— Your objective —
Pull every line of the entries that has the word "healthy".

= = = = = = =

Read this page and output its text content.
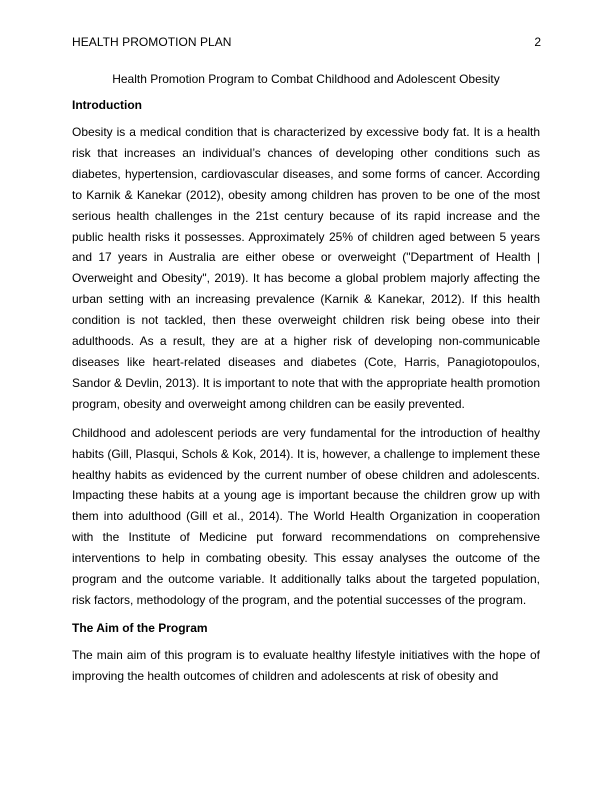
HEALTH PROMOTION PLAN	2

Health Promotion Program to Combat Childhood and Adolescent Obesity

Introduction

Obesity is a medical condition that is characterized by excessive body fat. It is a health risk that increases an individual’s chances of developing other conditions such as diabetes, hypertension, cardiovascular diseases, and some forms of cancer. According to Karnik & Kanekar (2012), obesity among children has proven to be one of the most serious health challenges in the 21st century because of its rapid increase and the public health risks it possesses. Approximately 25% of children aged between 5 years and 17 years in Australia are either obese or overweight ("Department of Health | Overweight and Obesity", 2019). It has become a global problem majorly affecting the urban setting with an increasing prevalence (Karnik & Kanekar, 2012). If this health condition is not tackled, then these overweight children risk being obese into their adulthoods. As a result, they are at a higher risk of developing non-communicable diseases like heart-related diseases and diabetes (Cote, Harris, Panagiotopoulos, Sandor & Devlin, 2013). It is important to note that with the appropriate health promotion program, obesity and overweight among children can be easily prevented.

Childhood and adolescent periods are very fundamental for the introduction of healthy habits (Gill, Plasqui, Schols & Kok, 2014). It is, however, a challenge to implement these healthy habits as evidenced by the current number of obese children and adolescents. Impacting these habits at a young age is important because the children grow up with them into adulthood (Gill et al., 2014). The World Health Organization in cooperation with the Institute of Medicine put forward recommendations on comprehensive interventions to help in combating obesity. This essay analyses the outcome of the program and the outcome variable. It additionally talks about the targeted population, risk factors, methodology of the program, and the potential successes of the program.

The Aim of the Program

The main aim of this program is to evaluate healthy lifestyle initiatives with the hope of improving the health outcomes of children and adolescents at risk of obesity and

= = = = = = =

— Exercise output —
Childhood and adolescent periods are very fundamental for the introduction of healthy habits (Gill, Plasqui, Schols & Kok, 2014). It is, however, a challenge to implement these healthy habits as evidenced by the current number of obese children and adolescents. Impacting these habits at a young age is important because the children grow up with them into adulthood (Gill et al., 2014). The World Health Organization in cooperation with the Institute of Medicine put forward recommendations on comprehensive interventions to help in combating obesity. This essay analyses the outcome of the program and the outcome variable. It additionally talks about the targeted population, risk factors, methodology of the program, and the potential successes of the program.
The main aim of this program is to evaluate healthy lifestyle initiatives with the hope of improving the health outcomes of children and adolescents at risk of obesity and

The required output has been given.